[Provided records]
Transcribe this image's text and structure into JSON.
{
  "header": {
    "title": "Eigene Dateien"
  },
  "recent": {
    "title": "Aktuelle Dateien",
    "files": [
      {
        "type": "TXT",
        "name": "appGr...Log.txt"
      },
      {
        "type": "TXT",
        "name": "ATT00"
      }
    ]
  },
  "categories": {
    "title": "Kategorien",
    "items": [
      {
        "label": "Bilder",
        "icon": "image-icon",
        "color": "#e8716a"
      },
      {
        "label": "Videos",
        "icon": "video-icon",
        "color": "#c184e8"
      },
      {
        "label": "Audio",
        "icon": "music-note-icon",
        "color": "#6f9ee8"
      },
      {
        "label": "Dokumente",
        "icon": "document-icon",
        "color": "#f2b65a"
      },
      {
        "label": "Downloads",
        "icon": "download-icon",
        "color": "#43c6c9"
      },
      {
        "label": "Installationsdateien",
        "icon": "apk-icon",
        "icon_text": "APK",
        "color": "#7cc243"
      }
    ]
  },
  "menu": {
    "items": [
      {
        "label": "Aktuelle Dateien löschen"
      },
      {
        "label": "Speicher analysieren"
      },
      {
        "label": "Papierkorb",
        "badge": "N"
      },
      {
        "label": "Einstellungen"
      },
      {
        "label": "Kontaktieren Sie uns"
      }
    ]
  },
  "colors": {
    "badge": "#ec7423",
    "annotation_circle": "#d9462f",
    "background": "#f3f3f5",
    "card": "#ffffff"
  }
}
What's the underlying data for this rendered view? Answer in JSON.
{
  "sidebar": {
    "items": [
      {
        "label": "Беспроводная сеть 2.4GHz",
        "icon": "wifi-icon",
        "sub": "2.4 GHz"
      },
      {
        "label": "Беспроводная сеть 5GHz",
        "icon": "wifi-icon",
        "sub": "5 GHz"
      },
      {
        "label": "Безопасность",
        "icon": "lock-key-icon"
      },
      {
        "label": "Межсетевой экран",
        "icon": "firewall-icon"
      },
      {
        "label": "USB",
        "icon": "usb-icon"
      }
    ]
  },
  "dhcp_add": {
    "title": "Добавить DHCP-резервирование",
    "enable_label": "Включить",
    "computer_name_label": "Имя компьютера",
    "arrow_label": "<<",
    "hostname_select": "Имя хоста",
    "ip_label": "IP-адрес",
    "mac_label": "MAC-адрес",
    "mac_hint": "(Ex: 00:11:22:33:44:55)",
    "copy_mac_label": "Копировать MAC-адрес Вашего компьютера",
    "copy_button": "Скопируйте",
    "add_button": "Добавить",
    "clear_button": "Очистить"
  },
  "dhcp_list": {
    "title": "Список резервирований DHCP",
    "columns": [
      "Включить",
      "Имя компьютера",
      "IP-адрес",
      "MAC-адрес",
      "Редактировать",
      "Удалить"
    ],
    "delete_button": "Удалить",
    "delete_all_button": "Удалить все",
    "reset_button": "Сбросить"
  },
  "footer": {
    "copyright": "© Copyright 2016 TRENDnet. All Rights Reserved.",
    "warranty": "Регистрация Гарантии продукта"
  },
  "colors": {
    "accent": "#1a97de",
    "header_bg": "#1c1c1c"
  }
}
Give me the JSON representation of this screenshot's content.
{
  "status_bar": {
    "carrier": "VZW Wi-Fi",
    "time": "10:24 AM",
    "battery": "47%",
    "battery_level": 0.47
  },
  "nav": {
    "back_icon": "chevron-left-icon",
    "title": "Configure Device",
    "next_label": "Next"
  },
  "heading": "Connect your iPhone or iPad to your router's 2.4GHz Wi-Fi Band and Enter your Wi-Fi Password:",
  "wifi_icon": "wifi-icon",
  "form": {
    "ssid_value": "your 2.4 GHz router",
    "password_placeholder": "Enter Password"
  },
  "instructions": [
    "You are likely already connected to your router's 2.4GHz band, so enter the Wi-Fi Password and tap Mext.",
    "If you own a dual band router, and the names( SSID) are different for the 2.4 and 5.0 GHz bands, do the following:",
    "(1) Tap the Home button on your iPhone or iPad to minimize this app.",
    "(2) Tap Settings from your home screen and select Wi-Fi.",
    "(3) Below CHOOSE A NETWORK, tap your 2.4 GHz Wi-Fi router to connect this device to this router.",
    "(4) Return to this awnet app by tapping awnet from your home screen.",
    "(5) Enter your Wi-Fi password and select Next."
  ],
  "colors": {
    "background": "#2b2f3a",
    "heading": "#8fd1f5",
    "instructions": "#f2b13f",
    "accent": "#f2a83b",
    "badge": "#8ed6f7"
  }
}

[Short task]
Extract the entries above verbatim.

[Result below]
Transcribe this image's text and structure into JSON.
{
  "header": {
    "title": "Eigene Dateien"
  },
  "recent": {
    "title": "Aktuelle Dateien",
    "files": [
      {
        "type": "TXT",
        "name": "appGr...Log.txt"
      },
      {
        "type": "TXT",
        "name": "ATT00"
      }
    ]
  },
  "categories": {
    "title": "Kategorien",
    "items": [
      {
        "label": "Bilder",
        "icon": "image-icon",
        "color": "#e8716a"
      },
      {
        "label": "Videos",
        "icon": "video-icon",
        "color": "#c184e8"
      },
      {
        "label": "Audio",
        "icon": "music-note-icon",
        "color": "#6f9ee8"
      },
      {
        "label": "Dokumente",
        "icon": "document-icon",
        "color": "#f2b65a"
      },
      {
        "label": "Downloads",
        "icon": "download-icon",
        "color": "#43c6c9"
      },
      {
        "label": "Installationsdateien",
        "icon": "apk-icon",
        "icon_text": "APK",
        "color": "#7cc243"
      }
    ]
  },
  "menu": {
    "items": [
      {
        "label": "Aktuelle Dateien löschen"
      },
      {
        "label": "Speicher analysieren"
      },
      {
        "label": "Papierkorb",
        "badge": "N"
      },
      {
        "label": "Einstellungen"
      },
      {
        "label": "Kontaktieren Sie uns"
      }
    ]
  },
  "colors": {
    "badge": "#ec7423",
    "annotation_circle": "#d9462f",
    "background": "#f3f3f5",
    "card": "#ffffff"
  }
}
What's the underlying data for this rendered view? Answer in JSON.
{
  "sidebar": {
    "items": [
      {
        "label": "Беспроводная сеть 2.4GHz",
        "icon": "wifi-icon",
        "sub": "2.4 GHz"
      },
      {
        "label": "Беспроводная сеть 5GHz",
        "icon": "wifi-icon",
        "sub": "5 GHz"
      },
      {
        "label": "Безопасность",
        "icon": "lock-key-icon"
      },
      {
        "label": "Межсетевой экран",
        "icon": "firewall-icon"
      },
      {
        "label": "USB",
        "icon": "usb-icon"
      }
    ]
  },
  "dhcp_add": {
    "title": "Добавить DHCP-резервирование",
    "enable_label": "Включить",
    "computer_name_label": "Имя компьютера",
    "arrow_label": "<<",
    "hostname_select": "Имя хоста",
    "ip_label": "IP-адрес",
    "mac_label": "MAC-адрес",
    "mac_hint": "(Ex: 00:11:22:33:44:55)",
    "copy_mac_label": "Копировать MAC-адрес Вашего компьютера",
    "copy_button": "Скопируйте",
    "add_button": "Добавить",
    "clear_button": "Очистить"
  },
  "dhcp_list": {
    "title": "Список резервирований DHCP",
    "columns": [
      "Включить",
      "Имя компьютера",
      "IP-адрес",
      "MAC-адрес",
      "Редактировать",
      "Удалить"
    ],
    "delete_button": "Удалить",
    "delete_all_button": "Удалить все",
    "reset_button": "Сбросить"
  },
  "footer": {
    "copyright": "© Copyright 2016 TRENDnet. All Rights Reserved.",
    "warranty": "Регистрация Гарантии продукта"
  },
  "colors": {
    "accent": "#1a97de",
    "header_bg": "#1c1c1c"
  }
}
Give me the JSON representation of this screenshot's content.
{
  "status_bar": {
    "carrier": "VZW Wi-Fi",
    "time": "10:24 AM",
    "battery": "47%",
    "battery_level": 0.47
  },
  "nav": {
    "back_icon": "chevron-left-icon",
    "title": "Configure Device",
    "next_label": "Next"
  },
  "heading": "Connect your iPhone or iPad to your router's 2.4GHz Wi-Fi Band and Enter your Wi-Fi Password:",
  "wifi_icon": "wifi-icon",
  "form": {
    "ssid_value": "your 2.4 GHz router",
    "password_placeholder": "Enter Password"
  },
  "instructions": [
    "You are likely already connected to your router's 2.4GHz band, so enter the Wi-Fi Password and tap Mext.",
    "If you own a dual band router, and the names( SSID) are different for the 2.4 and 5.0 GHz bands, do the following:",
    "(1) Tap the Home button on your iPhone or iPad to minimize this app.",
    "(2) Tap Settings from your home screen and select Wi-Fi.",
    "(3) Below CHOOSE A NETWORK, tap your 2.4 GHz Wi-Fi router to connect this device to this router.",
    "(4) Return to this awnet app by tapping awnet from your home screen.",
    "(5) Enter your Wi-Fi password and select Next."
  ],
  "colors": {
    "background": "#2b2f3a",
    "heading": "#8fd1f5",
    "instructions": "#f2b13f",
    "accent": "#f2a83b",
    "badge": "#8ed6f7"
  }
}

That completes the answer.